No record may be omitted; give all of them again exactly.

Items from a dataset
=====
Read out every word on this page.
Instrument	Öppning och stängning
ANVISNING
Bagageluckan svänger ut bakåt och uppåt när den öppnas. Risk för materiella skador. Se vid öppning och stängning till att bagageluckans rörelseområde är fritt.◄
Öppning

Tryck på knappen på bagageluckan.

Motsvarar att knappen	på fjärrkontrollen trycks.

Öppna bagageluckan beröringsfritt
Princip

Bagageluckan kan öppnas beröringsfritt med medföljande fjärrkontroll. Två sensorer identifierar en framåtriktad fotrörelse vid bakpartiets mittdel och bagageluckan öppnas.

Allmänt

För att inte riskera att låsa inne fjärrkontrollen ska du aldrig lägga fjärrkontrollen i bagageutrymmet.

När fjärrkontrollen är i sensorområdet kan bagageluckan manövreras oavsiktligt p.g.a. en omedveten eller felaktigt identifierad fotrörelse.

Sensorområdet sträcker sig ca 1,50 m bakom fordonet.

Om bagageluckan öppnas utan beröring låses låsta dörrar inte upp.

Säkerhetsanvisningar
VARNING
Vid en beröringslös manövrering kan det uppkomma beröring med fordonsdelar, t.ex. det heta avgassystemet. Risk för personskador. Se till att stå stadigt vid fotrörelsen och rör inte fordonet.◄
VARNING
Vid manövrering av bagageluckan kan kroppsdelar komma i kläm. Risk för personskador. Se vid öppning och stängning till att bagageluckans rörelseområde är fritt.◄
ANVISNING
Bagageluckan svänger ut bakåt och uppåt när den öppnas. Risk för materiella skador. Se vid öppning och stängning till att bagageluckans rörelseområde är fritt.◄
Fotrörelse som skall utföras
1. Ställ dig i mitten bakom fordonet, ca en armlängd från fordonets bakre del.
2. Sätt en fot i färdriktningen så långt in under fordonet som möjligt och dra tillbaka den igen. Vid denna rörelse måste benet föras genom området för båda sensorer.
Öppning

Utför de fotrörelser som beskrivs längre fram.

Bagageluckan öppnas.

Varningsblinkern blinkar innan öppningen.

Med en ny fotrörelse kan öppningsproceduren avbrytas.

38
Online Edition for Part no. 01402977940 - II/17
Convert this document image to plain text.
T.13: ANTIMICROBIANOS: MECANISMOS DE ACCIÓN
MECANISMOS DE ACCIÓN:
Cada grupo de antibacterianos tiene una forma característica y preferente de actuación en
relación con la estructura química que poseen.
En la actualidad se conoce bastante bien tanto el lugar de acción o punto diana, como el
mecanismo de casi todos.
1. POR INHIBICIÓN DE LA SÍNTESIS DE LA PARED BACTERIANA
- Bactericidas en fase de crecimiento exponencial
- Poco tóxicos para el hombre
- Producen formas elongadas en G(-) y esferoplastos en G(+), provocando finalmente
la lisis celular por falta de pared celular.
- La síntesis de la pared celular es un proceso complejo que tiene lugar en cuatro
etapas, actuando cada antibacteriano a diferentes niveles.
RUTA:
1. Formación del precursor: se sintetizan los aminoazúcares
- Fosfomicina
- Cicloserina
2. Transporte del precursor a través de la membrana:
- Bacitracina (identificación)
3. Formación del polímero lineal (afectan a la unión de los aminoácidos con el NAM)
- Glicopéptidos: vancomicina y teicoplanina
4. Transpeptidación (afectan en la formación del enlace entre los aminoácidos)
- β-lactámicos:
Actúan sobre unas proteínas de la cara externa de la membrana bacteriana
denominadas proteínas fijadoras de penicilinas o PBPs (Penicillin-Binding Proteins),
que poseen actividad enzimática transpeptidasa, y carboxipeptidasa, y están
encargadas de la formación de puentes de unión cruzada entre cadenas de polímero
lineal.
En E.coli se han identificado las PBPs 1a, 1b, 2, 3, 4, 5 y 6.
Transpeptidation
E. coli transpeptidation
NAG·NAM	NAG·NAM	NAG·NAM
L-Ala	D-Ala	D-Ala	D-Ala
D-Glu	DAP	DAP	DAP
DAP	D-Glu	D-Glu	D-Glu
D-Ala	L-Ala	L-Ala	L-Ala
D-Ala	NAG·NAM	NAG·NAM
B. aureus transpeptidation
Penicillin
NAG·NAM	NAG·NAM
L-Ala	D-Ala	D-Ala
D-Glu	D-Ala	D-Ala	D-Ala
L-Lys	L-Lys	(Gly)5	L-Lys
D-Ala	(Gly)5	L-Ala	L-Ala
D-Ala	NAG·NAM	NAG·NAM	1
=====
▸ **Response area**:
Read out every word on this page.
Instrument	Öppning och stängning
ANVISNING
Bagageluckan svänger ut bakåt och uppåt när den öppnas. Risk för materiella skador. Se vid öppning och stängning till att bagageluckans rörelseområde är fritt.◄
Öppning

Tryck på knappen på bagageluckan.

Motsvarar att knappen	på fjärrkontrollen trycks.

Öppna bagageluckan beröringsfritt
Princip

Bagageluckan kan öppnas beröringsfritt med medföljande fjärrkontroll. Två sensorer identifierar en framåtriktad fotrörelse vid bakpartiets mittdel och bagageluckan öppnas.

Allmänt

För att inte riskera att låsa inne fjärrkontrollen ska du aldrig lägga fjärrkontrollen i bagageutrymmet.

När fjärrkontrollen är i sensorområdet kan bagageluckan manövreras oavsiktligt p.g.a. en omedveten eller felaktigt identifierad fotrörelse.

Sensorområdet sträcker sig ca 1,50 m bakom fordonet.

Om bagageluckan öppnas utan beröring låses låsta dörrar inte upp.

Säkerhetsanvisningar
VARNING
Vid en beröringslös manövrering kan det uppkomma beröring med fordonsdelar, t.ex. det heta avgassystemet. Risk för personskador. Se till att stå stadigt vid fotrörelsen och rör inte fordonet.◄
VARNING
Vid manövrering av bagageluckan kan kroppsdelar komma i kläm. Risk för personskador. Se vid öppning och stängning till att bagageluckans rörelseområde är fritt.◄
ANVISNING
Bagageluckan svänger ut bakåt och uppåt när den öppnas. Risk för materiella skador. Se vid öppning och stängning till att bagageluckans rörelseområde är fritt.◄
Fotrörelse som skall utföras
1. Ställ dig i mitten bakom fordonet, ca en armlängd från fordonets bakre del.
2. Sätt en fot i färdriktningen så långt in under fordonet som möjligt och dra tillbaka den igen. Vid denna rörelse måste benet föras genom området för båda sensorer.
Öppning

Utför de fotrörelser som beskrivs längre fram.

Bagageluckan öppnas.

Varningsblinkern blinkar innan öppningen.

Med en ny fotrörelse kan öppningsproceduren avbrytas.

38
Online Edition for Part no. 01402977940 - II/17
Convert this document image to plain text.
T.13: ANTIMICROBIANOS: MECANISMOS DE ACCIÓN
MECANISMOS DE ACCIÓN:
Cada grupo de antibacterianos tiene una forma característica y preferente de actuación en
relación con la estructura química que poseen.
En la actualidad se conoce bastante bien tanto el lugar de acción o punto diana, como el
mecanismo de casi todos.
1. POR INHIBICIÓN DE LA SÍNTESIS DE LA PARED BACTERIANA
- Bactericidas en fase de crecimiento exponencial
- Poco tóxicos para el hombre
- Producen formas elongadas en G(-) y esferoplastos en G(+), provocando finalmente
la lisis celular por falta de pared celular.
- La síntesis de la pared celular es un proceso complejo que tiene lugar en cuatro
etapas, actuando cada antibacteriano a diferentes niveles.
RUTA:
1. Formación del precursor: se sintetizan los aminoazúcares
- Fosfomicina
- Cicloserina
2. Transporte del precursor a través de la membrana:
- Bacitracina (identificación)
3. Formación del polímero lineal (afectan a la unión de los aminoácidos con el NAM)
- Glicopéptidos: vancomicina y teicoplanina
4. Transpeptidación (afectan en la formación del enlace entre los aminoácidos)
- β-lactámicos:
Actúan sobre unas proteínas de la cara externa de la membrana bacteriana
denominadas proteínas fijadoras de penicilinas o PBPs (Penicillin-Binding Proteins),
que poseen actividad enzimática transpeptidasa, y carboxipeptidasa, y están
encargadas de la formación de puentes de unión cruzada entre cadenas de polímero
lineal.
En E.coli se han identificado las PBPs 1a, 1b, 2, 3, 4, 5 y 6.
Transpeptidation
E. coli transpeptidation
NAG·NAM	NAG·NAM	NAG·NAM
L-Ala	D-Ala	D-Ala	D-Ala
D-Glu	DAP	DAP	DAP
DAP	D-Glu	D-Glu	D-Glu
D-Ala	L-Ala	L-Ala	L-Ala
D-Ala	NAG·NAM	NAG·NAM
B. aureus transpeptidation
Penicillin
NAG·NAM	NAG·NAM
L-Ala	D-Ala	D-Ala
D-Glu	D-Ala	D-Ala	D-Ala
L-Lys	L-Lys	(Gly)5	L-Lys
D-Ala	(Gly)5	L-Ala	L-Ala
D-Ala	NAG·NAM	NAG·NAM	1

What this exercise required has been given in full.